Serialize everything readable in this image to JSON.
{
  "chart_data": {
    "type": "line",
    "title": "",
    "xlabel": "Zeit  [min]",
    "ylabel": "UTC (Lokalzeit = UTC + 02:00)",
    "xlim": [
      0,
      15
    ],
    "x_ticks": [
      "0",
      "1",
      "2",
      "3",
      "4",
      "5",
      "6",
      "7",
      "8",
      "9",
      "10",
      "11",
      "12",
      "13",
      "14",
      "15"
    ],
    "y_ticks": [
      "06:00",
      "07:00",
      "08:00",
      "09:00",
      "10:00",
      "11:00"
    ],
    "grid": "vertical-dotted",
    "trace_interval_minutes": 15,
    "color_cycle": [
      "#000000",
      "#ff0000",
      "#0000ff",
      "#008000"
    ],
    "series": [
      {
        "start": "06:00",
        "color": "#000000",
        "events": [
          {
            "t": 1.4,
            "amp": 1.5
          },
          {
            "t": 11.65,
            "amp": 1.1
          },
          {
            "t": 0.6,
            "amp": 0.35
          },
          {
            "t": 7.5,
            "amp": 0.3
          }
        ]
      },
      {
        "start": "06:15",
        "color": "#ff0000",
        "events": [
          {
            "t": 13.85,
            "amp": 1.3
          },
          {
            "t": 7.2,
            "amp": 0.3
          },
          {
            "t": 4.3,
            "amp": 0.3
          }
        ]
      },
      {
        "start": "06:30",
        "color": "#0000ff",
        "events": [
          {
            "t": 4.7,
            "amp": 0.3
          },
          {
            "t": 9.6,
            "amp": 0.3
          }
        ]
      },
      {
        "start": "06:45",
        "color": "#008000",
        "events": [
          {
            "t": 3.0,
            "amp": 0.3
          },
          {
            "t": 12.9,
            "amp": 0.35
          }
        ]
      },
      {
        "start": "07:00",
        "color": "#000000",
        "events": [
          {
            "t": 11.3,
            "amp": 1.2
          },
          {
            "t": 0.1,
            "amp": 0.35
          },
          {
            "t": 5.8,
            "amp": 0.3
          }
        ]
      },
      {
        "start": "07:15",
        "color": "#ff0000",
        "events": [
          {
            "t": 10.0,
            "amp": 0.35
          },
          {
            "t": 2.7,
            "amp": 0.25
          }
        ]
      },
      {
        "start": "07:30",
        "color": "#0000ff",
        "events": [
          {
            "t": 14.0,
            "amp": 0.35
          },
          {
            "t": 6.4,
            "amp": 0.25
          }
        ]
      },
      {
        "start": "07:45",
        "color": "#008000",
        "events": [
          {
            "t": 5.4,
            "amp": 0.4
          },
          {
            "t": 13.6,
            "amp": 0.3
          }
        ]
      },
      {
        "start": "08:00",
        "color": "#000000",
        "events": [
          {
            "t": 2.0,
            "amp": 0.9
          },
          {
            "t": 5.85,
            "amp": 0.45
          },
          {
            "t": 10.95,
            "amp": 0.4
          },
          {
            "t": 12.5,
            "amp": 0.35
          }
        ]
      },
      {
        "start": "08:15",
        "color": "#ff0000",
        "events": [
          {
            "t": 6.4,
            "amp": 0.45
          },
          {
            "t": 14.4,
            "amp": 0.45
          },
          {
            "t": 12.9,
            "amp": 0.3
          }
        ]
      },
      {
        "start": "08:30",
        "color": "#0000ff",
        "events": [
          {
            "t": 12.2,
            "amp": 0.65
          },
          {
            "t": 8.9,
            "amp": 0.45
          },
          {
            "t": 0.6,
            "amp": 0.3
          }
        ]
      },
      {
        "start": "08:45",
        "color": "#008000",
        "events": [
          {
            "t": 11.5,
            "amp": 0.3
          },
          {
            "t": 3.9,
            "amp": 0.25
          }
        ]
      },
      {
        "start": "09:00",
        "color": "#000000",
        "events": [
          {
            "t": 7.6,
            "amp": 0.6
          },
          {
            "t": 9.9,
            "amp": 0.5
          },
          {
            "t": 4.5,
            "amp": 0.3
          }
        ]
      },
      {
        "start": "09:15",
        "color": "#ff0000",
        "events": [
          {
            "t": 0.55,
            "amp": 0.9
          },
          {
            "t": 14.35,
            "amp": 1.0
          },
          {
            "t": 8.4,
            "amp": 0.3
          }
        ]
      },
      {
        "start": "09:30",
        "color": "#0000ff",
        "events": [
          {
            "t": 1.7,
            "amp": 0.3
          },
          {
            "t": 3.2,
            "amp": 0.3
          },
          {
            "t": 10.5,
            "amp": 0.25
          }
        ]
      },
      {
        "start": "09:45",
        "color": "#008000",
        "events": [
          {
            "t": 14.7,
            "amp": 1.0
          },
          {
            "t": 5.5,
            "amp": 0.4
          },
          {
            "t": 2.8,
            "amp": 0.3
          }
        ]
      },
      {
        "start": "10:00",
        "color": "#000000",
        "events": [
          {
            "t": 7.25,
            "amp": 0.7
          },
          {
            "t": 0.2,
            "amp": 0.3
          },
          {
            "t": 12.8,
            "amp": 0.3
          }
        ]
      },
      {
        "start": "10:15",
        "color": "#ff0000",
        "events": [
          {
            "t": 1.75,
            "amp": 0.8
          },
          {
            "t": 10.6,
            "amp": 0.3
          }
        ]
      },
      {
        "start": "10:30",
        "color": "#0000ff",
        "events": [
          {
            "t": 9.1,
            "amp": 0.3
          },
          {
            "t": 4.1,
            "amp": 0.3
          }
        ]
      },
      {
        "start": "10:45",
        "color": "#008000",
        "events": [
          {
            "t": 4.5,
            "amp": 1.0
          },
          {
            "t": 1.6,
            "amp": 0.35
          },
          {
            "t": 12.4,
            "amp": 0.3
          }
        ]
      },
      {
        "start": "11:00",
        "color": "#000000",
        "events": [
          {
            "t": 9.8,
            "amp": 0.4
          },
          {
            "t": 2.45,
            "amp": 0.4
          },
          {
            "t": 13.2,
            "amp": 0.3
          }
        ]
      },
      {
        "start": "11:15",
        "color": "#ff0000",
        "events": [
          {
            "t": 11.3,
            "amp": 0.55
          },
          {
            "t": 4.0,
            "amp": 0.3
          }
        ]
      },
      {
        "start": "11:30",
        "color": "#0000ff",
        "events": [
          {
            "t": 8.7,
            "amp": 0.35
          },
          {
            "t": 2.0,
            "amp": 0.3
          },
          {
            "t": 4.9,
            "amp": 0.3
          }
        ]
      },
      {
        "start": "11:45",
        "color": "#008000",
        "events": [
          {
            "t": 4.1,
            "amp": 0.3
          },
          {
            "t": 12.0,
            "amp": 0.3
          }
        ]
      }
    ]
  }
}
════
- What you will do
Reproduce the material in full, with no word added or dropped.

- Answer in full
Serialize everything readable in this image to JSON.
{
  "chart_data": {
    "type": "line",
    "title": "",
    "xlabel": "Zeit  [min]",
    "ylabel": "UTC (Lokalzeit = UTC + 02:00)",
    "xlim": [
      0,
      15
    ],
    "x_ticks": [
      "0",
      "1",
      "2",
      "3",
      "4",
      "5",
      "6",
      "7",
      "8",
      "9",
      "10",
      "11",
      "12",
      "13",
      "14",
      "15"
    ],
    "y_ticks": [
      "06:00",
      "07:00",
      "08:00",
      "09:00",
      "10:00",
      "11:00"
    ],
    "grid": "vertical-dotted",
    "trace_interval_minutes": 15,
    "color_cycle": [
      "#000000",
      "#ff0000",
      "#0000ff",
      "#008000"
    ],
    "series": [
      {
        "start": "06:00",
        "color": "#000000",
        "events": [
          {
            "t": 1.4,
            "amp": 1.5
          },
          {
            "t": 11.65,
            "amp": 1.1
          },
          {
            "t": 0.6,
            "amp": 0.35
          },
          {
            "t": 7.5,
            "amp": 0.3
          }
        ]
      },
      {
        "start": "06:15",
        "color": "#ff0000",
        "events": [
          {
            "t": 13.85,
            "amp": 1.3
          },
          {
            "t": 7.2,
            "amp": 0.3
          },
          {
            "t": 4.3,
            "amp": 0.3
          }
        ]
      },
      {
        "start": "06:30",
        "color": "#0000ff",
        "events": [
          {
            "t": 4.7,
            "amp": 0.3
          },
          {
            "t": 9.6,
            "amp": 0.3
          }
        ]
      },
      {
        "start": "06:45",
        "color": "#008000",
        "events": [
          {
            "t": 3.0,
            "amp": 0.3
          },
          {
            "t": 12.9,
            "amp": 0.35
          }
        ]
      },
      {
        "start": "07:00",
        "color": "#000000",
        "events": [
          {
            "t": 11.3,
            "amp": 1.2
          },
          {
            "t": 0.1,
            "amp": 0.35
          },
          {
            "t": 5.8,
            "amp": 0.3
          }
        ]
      },
      {
        "start": "07:15",
        "color": "#ff0000",
        "events": [
          {
            "t": 10.0,
            "amp": 0.35
          },
          {
            "t": 2.7,
            "amp": 0.25
          }
        ]
      },
      {
        "start": "07:30",
        "color": "#0000ff",
        "events": [
          {
            "t": 14.0,
            "amp": 0.35
          },
          {
            "t": 6.4,
            "amp": 0.25
          }
        ]
      },
      {
        "start": "07:45",
        "color": "#008000",
        "events": [
          {
            "t": 5.4,
            "amp": 0.4
          },
          {
            "t": 13.6,
            "amp": 0.3
          }
        ]
      },
      {
        "start": "08:00",
        "color": "#000000",
        "events": [
          {
            "t": 2.0,
            "amp": 0.9
          },
          {
            "t": 5.85,
            "amp": 0.45
          },
          {
            "t": 10.95,
            "amp": 0.4
          },
          {
            "t": 12.5,
            "amp": 0.35
          }
        ]
      },
      {
        "start": "08:15",
        "color": "#ff0000",
        "events": [
          {
            "t": 6.4,
            "amp": 0.45
          },
          {
            "t": 14.4,
            "amp": 0.45
          },
          {
            "t": 12.9,
            "amp": 0.3
          }
        ]
      },
      {
        "start": "08:30",
        "color": "#0000ff",
        "events": [
          {
            "t": 12.2,
            "amp": 0.65
          },
          {
            "t": 8.9,
            "amp": 0.45
          },
          {
            "t": 0.6,
            "amp": 0.3
          }
        ]
      },
      {
        "start": "08:45",
        "color": "#008000",
        "events": [
          {
            "t": 11.5,
            "amp": 0.3
          },
          {
            "t": 3.9,
            "amp": 0.25
          }
        ]
      },
      {
        "start": "09:00",
        "color": "#000000",
        "events": [
          {
            "t": 7.6,
            "amp": 0.6
          },
          {
            "t": 9.9,
            "amp": 0.5
          },
          {
            "t": 4.5,
            "amp": 0.3
          }
        ]
      },
      {
        "start": "09:15",
        "color": "#ff0000",
        "events": [
          {
            "t": 0.55,
            "amp": 0.9
          },
          {
            "t": 14.35,
            "amp": 1.0
          },
          {
            "t": 8.4,
            "amp": 0.3
          }
        ]
      },
      {
        "start": "09:30",
        "color": "#0000ff",
        "events": [
          {
            "t": 1.7,
            "amp": 0.3
          },
          {
            "t": 3.2,
            "amp": 0.3
          },
          {
            "t": 10.5,
            "amp": 0.25
          }
        ]
      },
      {
        "start": "09:45",
        "color": "#008000",
        "events": [
          {
            "t": 14.7,
            "amp": 1.0
          },
          {
            "t": 5.5,
            "amp": 0.4
          },
          {
            "t": 2.8,
            "amp": 0.3
          }
        ]
      },
      {
        "start": "10:00",
        "color": "#000000",
        "events": [
          {
            "t": 7.25,
            "amp": 0.7
          },
          {
            "t": 0.2,
            "amp": 0.3
          },
          {
            "t": 12.8,
            "amp": 0.3
          }
        ]
      },
      {
        "start": "10:15",
        "color": "#ff0000",
        "events": [
          {
            "t": 1.75,
            "amp": 0.8
          },
          {
            "t": 10.6,
            "amp": 0.3
          }
        ]
      },
      {
        "start": "10:30",
        "color": "#0000ff",
        "events": [
          {
            "t": 9.1,
            "amp": 0.3
          },
          {
            "t": 4.1,
            "amp": 0.3
          }
        ]
      },
      {
        "start": "10:45",
        "color": "#008000",
        "events": [
          {
            "t": 4.5,
            "amp": 1.0
          },
          {
            "t": 1.6,
            "amp": 0.35
          },
          {
            "t": 12.4,
            "amp": 0.3
          }
        ]
      },
      {
        "start": "11:00",
        "color": "#000000",
        "events": [
          {
            "t": 9.8,
            "amp": 0.4
          },
          {
            "t": 2.45,
            "amp": 0.4
          },
          {
            "t": 13.2,
            "amp": 0.3
          }
        ]
      },
      {
        "start": "11:15",
        "color": "#ff0000",
        "events": [
          {
            "t": 11.3,
            "amp": 0.55
          },
          {
            "t": 4.0,
            "amp": 0.3
          }
        ]
      },
      {
        "start": "11:30",
        "color": "#0000ff",
        "events": [
          {
            "t": 8.7,
            "amp": 0.35
          },
          {
            "t": 2.0,
            "amp": 0.3
          },
          {
            "t": 4.9,
            "amp": 0.3
          }
        ]
      },
      {
        "start": "11:45",
        "color": "#008000",
        "events": [
          {
            "t": 4.1,
            "amp": 0.3
          },
          {
            "t": 12.0,
            "amp": 0.3
          }
        ]
      }
    ]
  }
}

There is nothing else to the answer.